> **SET TASK**
Your task is to give the data again, exactly, with every line intact.
— START STORED RECORDS —
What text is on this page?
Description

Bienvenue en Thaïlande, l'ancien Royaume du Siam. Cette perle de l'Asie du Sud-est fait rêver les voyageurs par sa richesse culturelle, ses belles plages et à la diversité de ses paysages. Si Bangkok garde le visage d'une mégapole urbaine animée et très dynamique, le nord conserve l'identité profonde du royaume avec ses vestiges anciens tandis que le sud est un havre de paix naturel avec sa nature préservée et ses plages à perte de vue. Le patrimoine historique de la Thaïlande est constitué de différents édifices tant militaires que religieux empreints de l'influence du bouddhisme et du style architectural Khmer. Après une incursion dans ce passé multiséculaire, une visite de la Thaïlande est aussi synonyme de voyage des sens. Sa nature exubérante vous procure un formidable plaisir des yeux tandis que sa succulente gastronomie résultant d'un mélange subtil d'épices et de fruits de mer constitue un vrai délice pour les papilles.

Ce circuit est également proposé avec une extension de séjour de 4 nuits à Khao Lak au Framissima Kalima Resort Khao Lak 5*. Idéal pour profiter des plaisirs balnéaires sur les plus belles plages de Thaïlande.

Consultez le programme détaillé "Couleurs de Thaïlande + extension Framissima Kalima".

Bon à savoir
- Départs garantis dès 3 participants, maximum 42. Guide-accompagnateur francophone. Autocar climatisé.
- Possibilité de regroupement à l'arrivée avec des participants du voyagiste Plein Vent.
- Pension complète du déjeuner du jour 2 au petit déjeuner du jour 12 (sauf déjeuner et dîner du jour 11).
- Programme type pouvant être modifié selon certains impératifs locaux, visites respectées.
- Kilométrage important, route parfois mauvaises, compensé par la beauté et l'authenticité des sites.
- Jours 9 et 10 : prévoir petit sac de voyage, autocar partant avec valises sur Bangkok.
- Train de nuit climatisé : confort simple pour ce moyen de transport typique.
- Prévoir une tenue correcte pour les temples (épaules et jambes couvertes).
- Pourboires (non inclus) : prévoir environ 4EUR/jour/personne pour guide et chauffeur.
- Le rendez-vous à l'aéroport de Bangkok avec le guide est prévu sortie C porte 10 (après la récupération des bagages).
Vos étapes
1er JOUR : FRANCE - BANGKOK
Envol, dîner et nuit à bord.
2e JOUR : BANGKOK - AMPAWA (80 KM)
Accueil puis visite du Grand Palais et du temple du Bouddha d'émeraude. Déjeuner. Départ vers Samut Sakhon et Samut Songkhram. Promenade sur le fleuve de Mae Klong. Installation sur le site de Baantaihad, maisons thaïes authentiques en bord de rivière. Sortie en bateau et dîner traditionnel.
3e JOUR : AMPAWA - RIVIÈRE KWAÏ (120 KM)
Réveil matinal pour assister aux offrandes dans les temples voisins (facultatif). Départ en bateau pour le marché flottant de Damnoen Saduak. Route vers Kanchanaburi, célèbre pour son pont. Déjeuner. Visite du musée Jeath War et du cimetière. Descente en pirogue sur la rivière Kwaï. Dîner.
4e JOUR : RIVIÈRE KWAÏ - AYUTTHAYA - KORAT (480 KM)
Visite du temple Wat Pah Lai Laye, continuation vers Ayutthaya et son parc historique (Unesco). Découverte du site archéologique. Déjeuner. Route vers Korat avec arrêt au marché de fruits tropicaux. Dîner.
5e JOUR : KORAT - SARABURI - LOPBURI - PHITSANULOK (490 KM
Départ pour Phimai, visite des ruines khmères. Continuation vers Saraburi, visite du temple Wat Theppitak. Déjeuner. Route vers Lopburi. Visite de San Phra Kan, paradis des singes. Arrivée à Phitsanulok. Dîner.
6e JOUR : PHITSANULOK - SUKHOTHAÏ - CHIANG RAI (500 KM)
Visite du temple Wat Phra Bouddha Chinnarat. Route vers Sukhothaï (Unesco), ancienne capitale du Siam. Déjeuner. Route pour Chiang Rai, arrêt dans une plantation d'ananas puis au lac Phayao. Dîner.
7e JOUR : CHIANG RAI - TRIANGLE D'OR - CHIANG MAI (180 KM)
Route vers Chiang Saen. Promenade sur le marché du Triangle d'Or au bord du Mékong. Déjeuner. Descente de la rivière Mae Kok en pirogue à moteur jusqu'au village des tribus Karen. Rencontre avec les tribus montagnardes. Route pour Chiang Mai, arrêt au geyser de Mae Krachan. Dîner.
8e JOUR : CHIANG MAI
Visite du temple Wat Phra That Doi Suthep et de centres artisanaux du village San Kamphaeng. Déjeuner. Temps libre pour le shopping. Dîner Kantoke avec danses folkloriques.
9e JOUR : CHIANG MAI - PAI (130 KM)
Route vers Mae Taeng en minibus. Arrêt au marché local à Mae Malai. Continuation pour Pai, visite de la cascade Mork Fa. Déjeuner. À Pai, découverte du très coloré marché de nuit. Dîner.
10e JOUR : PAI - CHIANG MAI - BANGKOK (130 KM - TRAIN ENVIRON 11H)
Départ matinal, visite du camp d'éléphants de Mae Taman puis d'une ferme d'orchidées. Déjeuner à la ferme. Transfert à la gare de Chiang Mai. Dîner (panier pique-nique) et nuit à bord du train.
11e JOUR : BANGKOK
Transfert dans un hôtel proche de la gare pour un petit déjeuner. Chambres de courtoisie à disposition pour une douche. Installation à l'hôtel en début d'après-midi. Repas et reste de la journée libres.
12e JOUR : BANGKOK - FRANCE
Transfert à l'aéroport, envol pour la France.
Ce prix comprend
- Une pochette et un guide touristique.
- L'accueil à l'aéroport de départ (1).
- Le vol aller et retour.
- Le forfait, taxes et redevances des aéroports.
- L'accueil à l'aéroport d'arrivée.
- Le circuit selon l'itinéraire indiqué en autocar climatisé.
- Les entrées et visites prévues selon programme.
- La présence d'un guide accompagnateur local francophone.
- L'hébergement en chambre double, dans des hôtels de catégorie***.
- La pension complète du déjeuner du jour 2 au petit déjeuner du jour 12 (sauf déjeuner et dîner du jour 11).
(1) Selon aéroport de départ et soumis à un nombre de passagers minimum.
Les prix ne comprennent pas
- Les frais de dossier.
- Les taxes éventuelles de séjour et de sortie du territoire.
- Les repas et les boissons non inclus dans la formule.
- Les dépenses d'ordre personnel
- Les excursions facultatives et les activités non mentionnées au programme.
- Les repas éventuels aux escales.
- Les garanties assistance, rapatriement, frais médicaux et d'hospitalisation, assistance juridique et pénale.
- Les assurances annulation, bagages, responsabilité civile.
— END STORED RECORDS —
> **FINAL RESULT**
What text is on this page?
Description

Bienvenue en Thaïlande, l'ancien Royaume du Siam. Cette perle de l'Asie du Sud-est fait rêver les voyageurs par sa richesse culturelle, ses belles plages et à la diversité de ses paysages. Si Bangkok garde le visage d'une mégapole urbaine animée et très dynamique, le nord conserve l'identité profonde du royaume avec ses vestiges anciens tandis que le sud est un havre de paix naturel avec sa nature préservée et ses plages à perte de vue. Le patrimoine historique de la Thaïlande est constitué de différents édifices tant militaires que religieux empreints de l'influence du bouddhisme et du style architectural Khmer. Après une incursion dans ce passé multiséculaire, une visite de la Thaïlande est aussi synonyme de voyage des sens. Sa nature exubérante vous procure un formidable plaisir des yeux tandis que sa succulente gastronomie résultant d'un mélange subtil d'épices et de fruits de mer constitue un vrai délice pour les papilles.

Ce circuit est également proposé avec une extension de séjour de 4 nuits à Khao Lak au Framissima Kalima Resort Khao Lak 5*. Idéal pour profiter des plaisirs balnéaires sur les plus belles plages de Thaïlande.

Consultez le programme détaillé "Couleurs de Thaïlande + extension Framissima Kalima".

Bon à savoir
- Départs garantis dès 3 participants, maximum 42. Guide-accompagnateur francophone. Autocar climatisé.
- Possibilité de regroupement à l'arrivée avec des participants du voyagiste Plein Vent.
- Pension complète du déjeuner du jour 2 au petit déjeuner du jour 12 (sauf déjeuner et dîner du jour 11).
- Programme type pouvant être modifié selon certains impératifs locaux, visites respectées.
- Kilométrage important, route parfois mauvaises, compensé par la beauté et l'authenticité des sites.
- Jours 9 et 10 : prévoir petit sac de voyage, autocar partant avec valises sur Bangkok.
- Train de nuit climatisé : confort simple pour ce moyen de transport typique.
- Prévoir une tenue correcte pour les temples (épaules et jambes couvertes).
- Pourboires (non inclus) : prévoir environ 4EUR/jour/personne pour guide et chauffeur.
- Le rendez-vous à l'aéroport de Bangkok avec le guide est prévu sortie C porte 10 (après la récupération des bagages).
Vos étapes
1er JOUR : FRANCE - BANGKOK
Envol, dîner et nuit à bord.
2e JOUR : BANGKOK - AMPAWA (80 KM)
Accueil puis visite du Grand Palais et du temple du Bouddha d'émeraude. Déjeuner. Départ vers Samut Sakhon et Samut Songkhram. Promenade sur le fleuve de Mae Klong. Installation sur le site de Baantaihad, maisons thaïes authentiques en bord de rivière. Sortie en bateau et dîner traditionnel.
3e JOUR : AMPAWA - RIVIÈRE KWAÏ (120 KM)
Réveil matinal pour assister aux offrandes dans les temples voisins (facultatif). Départ en bateau pour le marché flottant de Damnoen Saduak. Route vers Kanchanaburi, célèbre pour son pont. Déjeuner. Visite du musée Jeath War et du cimetière. Descente en pirogue sur la rivière Kwaï. Dîner.
4e JOUR : RIVIÈRE KWAÏ - AYUTTHAYA - KORAT (480 KM)
Visite du temple Wat Pah Lai Laye, continuation vers Ayutthaya et son parc historique (Unesco). Découverte du site archéologique. Déjeuner. Route vers Korat avec arrêt au marché de fruits tropicaux. Dîner.
5e JOUR : KORAT - SARABURI - LOPBURI - PHITSANULOK (490 KM
Départ pour Phimai, visite des ruines khmères. Continuation vers Saraburi, visite du temple Wat Theppitak. Déjeuner. Route vers Lopburi. Visite de San Phra Kan, paradis des singes. Arrivée à Phitsanulok. Dîner.
6e JOUR : PHITSANULOK - SUKHOTHAÏ - CHIANG RAI (500 KM)
Visite du temple Wat Phra Bouddha Chinnarat. Route vers Sukhothaï (Unesco), ancienne capitale du Siam. Déjeuner. Route pour Chiang Rai, arrêt dans une plantation d'ananas puis au lac Phayao. Dîner.
7e JOUR : CHIANG RAI - TRIANGLE D'OR - CHIANG MAI (180 KM)
Route vers Chiang Saen. Promenade sur le marché du Triangle d'Or au bord du Mékong. Déjeuner. Descente de la rivière Mae Kok en pirogue à moteur jusqu'au village des tribus Karen. Rencontre avec les tribus montagnardes. Route pour Chiang Mai, arrêt au geyser de Mae Krachan. Dîner.
8e JOUR : CHIANG MAI
Visite du temple Wat Phra That Doi Suthep et de centres artisanaux du village San Kamphaeng. Déjeuner. Temps libre pour le shopping. Dîner Kantoke avec danses folkloriques.
9e JOUR : CHIANG MAI - PAI (130 KM)
Route vers Mae Taeng en minibus. Arrêt au marché local à Mae Malai. Continuation pour Pai, visite de la cascade Mork Fa. Déjeuner. À Pai, découverte du très coloré marché de nuit. Dîner.
10e JOUR : PAI - CHIANG MAI - BANGKOK (130 KM - TRAIN ENVIRON 11H)
Départ matinal, visite du camp d'éléphants de Mae Taman puis d'une ferme d'orchidées. Déjeuner à la ferme. Transfert à la gare de Chiang Mai. Dîner (panier pique-nique) et nuit à bord du train.
11e JOUR : BANGKOK
Transfert dans un hôtel proche de la gare pour un petit déjeuner. Chambres de courtoisie à disposition pour une douche. Installation à l'hôtel en début d'après-midi. Repas et reste de la journée libres.
12e JOUR : BANGKOK - FRANCE
Transfert à l'aéroport, envol pour la France.
Ce prix comprend
- Une pochette et un guide touristique.
- L'accueil à l'aéroport de départ (1).
- Le vol aller et retour.
- Le forfait, taxes et redevances des aéroports.
- L'accueil à l'aéroport d'arrivée.
- Le circuit selon l'itinéraire indiqué en autocar climatisé.
- Les entrées et visites prévues selon programme.
- La présence d'un guide accompagnateur local francophone.
- L'hébergement en chambre double, dans des hôtels de catégorie***.
- La pension complète du déjeuner du jour 2 au petit déjeuner du jour 12 (sauf déjeuner et dîner du jour 11).
(1) Selon aéroport de départ et soumis à un nombre de passagers minimum.
Les prix ne comprennent pas
- Les frais de dossier.
- Les taxes éventuelles de séjour et de sortie du territoire.
- Les repas et les boissons non inclus dans la formule.
- Les dépenses d'ordre personnel
- Les excursions facultatives et les activités non mentionnées au programme.
- Les repas éventuels aux escales.
- Les garanties assistance, rapatriement, frais médicaux et d'hospitalisation, assistance juridique et pénale.
- Les assurances annulation, bagages, responsabilité civile.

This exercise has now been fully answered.